━━━ Data section ━━━

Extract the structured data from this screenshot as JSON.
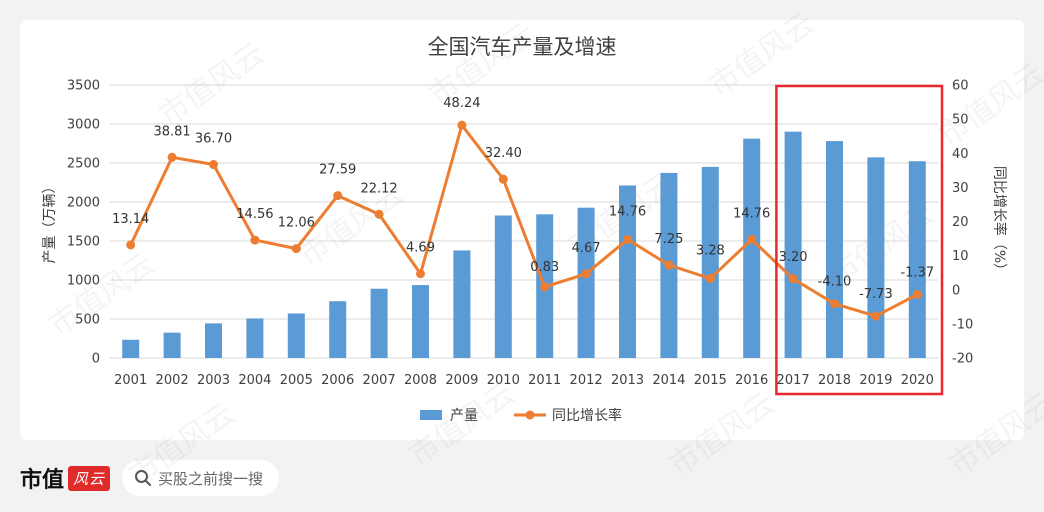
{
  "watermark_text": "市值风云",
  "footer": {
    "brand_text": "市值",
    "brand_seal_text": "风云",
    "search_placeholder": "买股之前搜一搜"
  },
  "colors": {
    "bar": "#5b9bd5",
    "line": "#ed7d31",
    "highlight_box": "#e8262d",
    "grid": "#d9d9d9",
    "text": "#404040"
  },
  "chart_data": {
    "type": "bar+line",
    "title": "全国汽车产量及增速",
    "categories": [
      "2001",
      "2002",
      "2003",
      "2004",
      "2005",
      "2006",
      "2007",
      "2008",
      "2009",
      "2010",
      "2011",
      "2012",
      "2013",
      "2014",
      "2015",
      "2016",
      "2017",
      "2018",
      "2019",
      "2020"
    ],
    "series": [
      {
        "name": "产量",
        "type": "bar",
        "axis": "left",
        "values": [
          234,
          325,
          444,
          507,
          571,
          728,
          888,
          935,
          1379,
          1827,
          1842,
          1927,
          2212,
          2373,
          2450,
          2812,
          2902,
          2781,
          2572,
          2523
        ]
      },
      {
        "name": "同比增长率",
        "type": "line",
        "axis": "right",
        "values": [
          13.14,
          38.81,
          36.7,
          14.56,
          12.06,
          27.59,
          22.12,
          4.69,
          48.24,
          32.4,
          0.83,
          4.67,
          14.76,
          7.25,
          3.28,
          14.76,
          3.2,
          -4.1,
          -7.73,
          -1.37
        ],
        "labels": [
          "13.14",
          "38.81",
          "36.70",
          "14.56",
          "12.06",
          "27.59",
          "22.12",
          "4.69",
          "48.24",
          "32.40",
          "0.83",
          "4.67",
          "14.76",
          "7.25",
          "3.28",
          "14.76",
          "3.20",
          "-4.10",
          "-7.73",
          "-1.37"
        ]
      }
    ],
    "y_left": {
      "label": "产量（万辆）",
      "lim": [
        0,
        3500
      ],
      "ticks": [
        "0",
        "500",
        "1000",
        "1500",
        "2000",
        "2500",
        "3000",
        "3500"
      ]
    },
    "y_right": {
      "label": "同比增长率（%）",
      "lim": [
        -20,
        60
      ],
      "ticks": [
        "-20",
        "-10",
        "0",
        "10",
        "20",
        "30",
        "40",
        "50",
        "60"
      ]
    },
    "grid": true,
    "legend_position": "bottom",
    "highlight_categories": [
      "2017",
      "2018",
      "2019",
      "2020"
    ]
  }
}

━━━

Your task
Set down all the data again exactly as above, pictures excluded.

Complete answer
Extract the structured data from this screenshot as JSON.
{
  "watermark_text": "市值风云",
  "footer": {
    "brand_text": "市值",
    "brand_seal_text": "风云",
    "search_placeholder": "买股之前搜一搜"
  },
  "colors": {
    "bar": "#5b9bd5",
    "line": "#ed7d31",
    "highlight_box": "#e8262d",
    "grid": "#d9d9d9",
    "text": "#404040"
  },
  "chart_data": {
    "type": "bar+line",
    "title": "全国汽车产量及增速",
    "categories": [
      "2001",
      "2002",
      "2003",
      "2004",
      "2005",
      "2006",
      "2007",
      "2008",
      "2009",
      "2010",
      "2011",
      "2012",
      "2013",
      "2014",
      "2015",
      "2016",
      "2017",
      "2018",
      "2019",
      "2020"
    ],
    "series": [
      {
        "name": "产量",
        "type": "bar",
        "axis": "left",
        "values": [
          234,
          325,
          444,
          507,
          571,
          728,
          888,
          935,
          1379,
          1827,
          1842,
          1927,
          2212,
          2373,
          2450,
          2812,
          2902,
          2781,
          2572,
          2523
        ]
      },
      {
        "name": "同比增长率",
        "type": "line",
        "axis": "right",
        "values": [
          13.14,
          38.81,
          36.7,
          14.56,
          12.06,
          27.59,
          22.12,
          4.69,
          48.24,
          32.4,
          0.83,
          4.67,
          14.76,
          7.25,
          3.28,
          14.76,
          3.2,
          -4.1,
          -7.73,
          -1.37
        ],
        "labels": [
          "13.14",
          "38.81",
          "36.70",
          "14.56",
          "12.06",
          "27.59",
          "22.12",
          "4.69",
          "48.24",
          "32.40",
          "0.83",
          "4.67",
          "14.76",
          "7.25",
          "3.28",
          "14.76",
          "3.20",
          "-4.10",
          "-7.73",
          "-1.37"
        ]
      }
    ],
    "y_left": {
      "label": "产量（万辆）",
      "lim": [
        0,
        3500
      ],
      "ticks": [
        "0",
        "500",
        "1000",
        "1500",
        "2000",
        "2500",
        "3000",
        "3500"
      ]
    },
    "y_right": {
      "label": "同比增长率（%）",
      "lim": [
        -20,
        60
      ],
      "ticks": [
        "-20",
        "-10",
        "0",
        "10",
        "20",
        "30",
        "40",
        "50",
        "60"
      ]
    },
    "grid": true,
    "legend_position": "bottom",
    "highlight_categories": [
      "2017",
      "2018",
      "2019",
      "2020"
    ]
  }
}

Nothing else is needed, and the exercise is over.